### Set problem:
Exact reproduction of the data is required, with images excluded.

:: Dataset extract ::

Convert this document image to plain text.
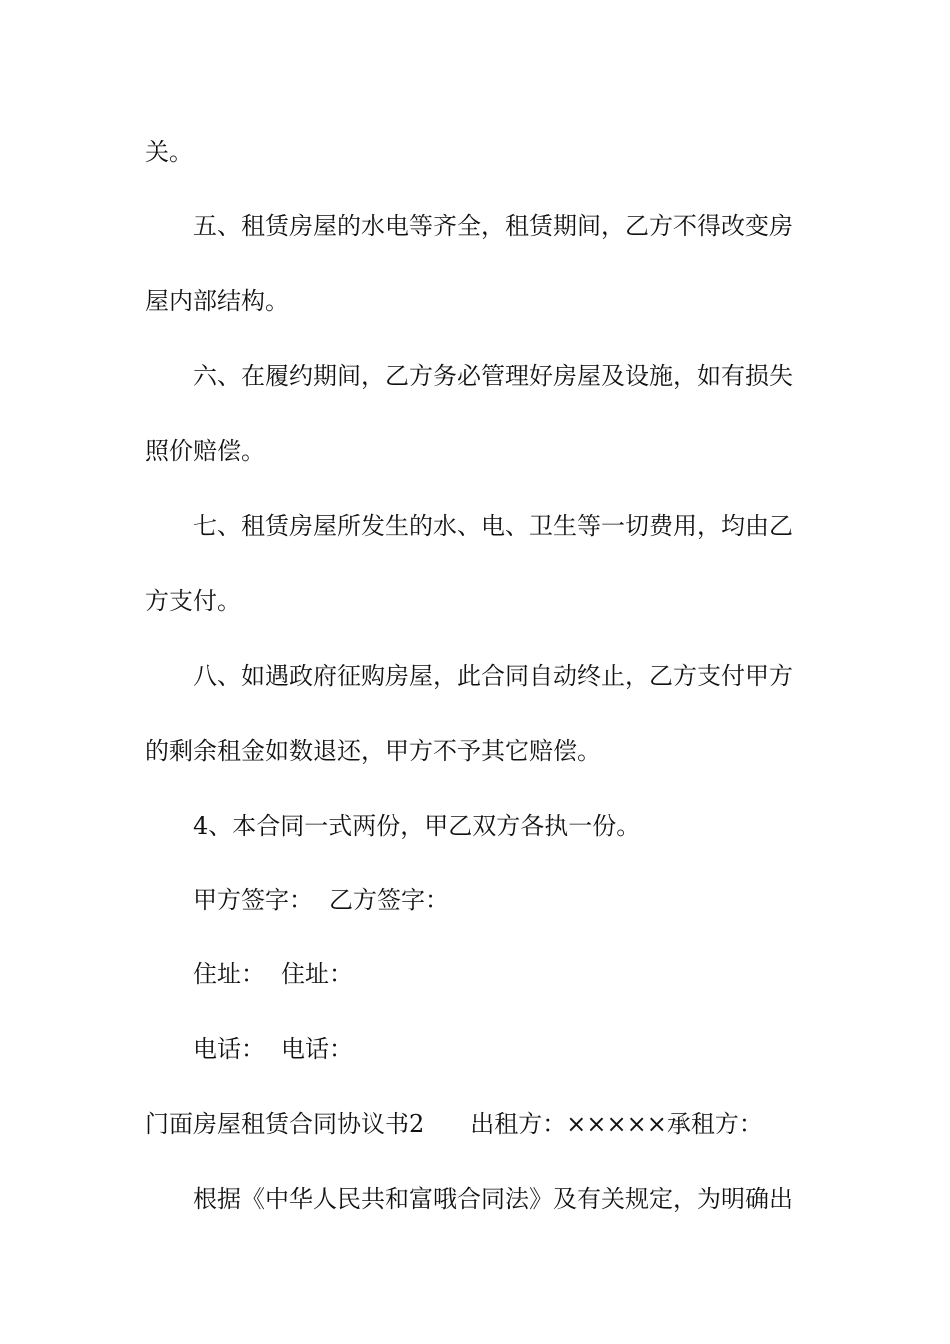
关。
五、租赁房屋的水电等齐全，租赁期间，乙方不得改变房
屋内部结构。
六、在履约期间，乙方务必管理好房屋及设施，如有损失
照价赔偿。
七、租赁房屋所发生的水、电、卫生等一切费用，均由乙
方支付。
八、如遇政府征购房屋，此合同自动终止，乙方支付甲方
的剩余租金如数退还，甲方不予其它赔偿。
4、本合同一式两份，甲乙双方各执一份。
甲方签字： 乙方签字：
住址： 住址：
电话： 电话：
门面房屋租赁合同协议书2 出租方：×××××承租方：
根据《中华人民共和富哦合同法》及有关规定，为明确出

:::

### Task response:
Convert this document image to plain text.
关。
五、租赁房屋的水电等齐全，租赁期间，乙方不得改变房
屋内部结构。
六、在履约期间，乙方务必管理好房屋及设施，如有损失
照价赔偿。
七、租赁房屋所发生的水、电、卫生等一切费用，均由乙
方支付。
八、如遇政府征购房屋，此合同自动终止，乙方支付甲方
的剩余租金如数退还，甲方不予其它赔偿。
4、本合同一式两份，甲乙双方各执一份。
甲方签字： 乙方签字：
住址： 住址：
电话： 电话：
门面房屋租赁合同协议书2 出租方：×××××承租方：
根据《中华人民共和富哦合同法》及有关规定，为明确出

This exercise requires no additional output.